## Aim of the task
Answer with nothing but a number: how many lines include the word "views"?

## Provided data
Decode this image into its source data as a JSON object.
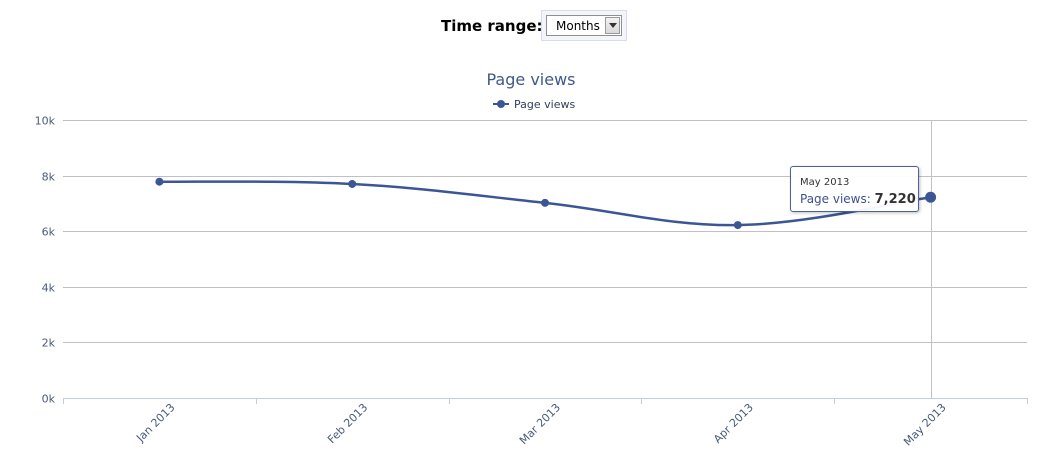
{
  "controls": {
    "time_range_label": "Time range:",
    "time_range_value": "Months"
  },
  "chart_data": {
    "type": "line",
    "title": "Page views",
    "legend": [
      "Page views"
    ],
    "legend_position": "top-center",
    "categories": [
      "Jan 2013",
      "Feb 2013",
      "Mar 2013",
      "Apr 2013",
      "May 2013"
    ],
    "series": [
      {
        "name": "Page views",
        "values": [
          7780,
          7700,
          7020,
          6220,
          7220
        ],
        "color": "#3c5695"
      }
    ],
    "ylim": [
      0,
      10000
    ],
    "yticks": [
      0,
      2000,
      4000,
      6000,
      8000,
      10000
    ],
    "ytick_labels": [
      "0k",
      "2k",
      "4k",
      "6k",
      "8k",
      "10k"
    ],
    "grid": true,
    "tooltip": {
      "category": "May 2013",
      "series_label": "Page views:",
      "value": "7,220"
    }
  }
}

## Worked solution
4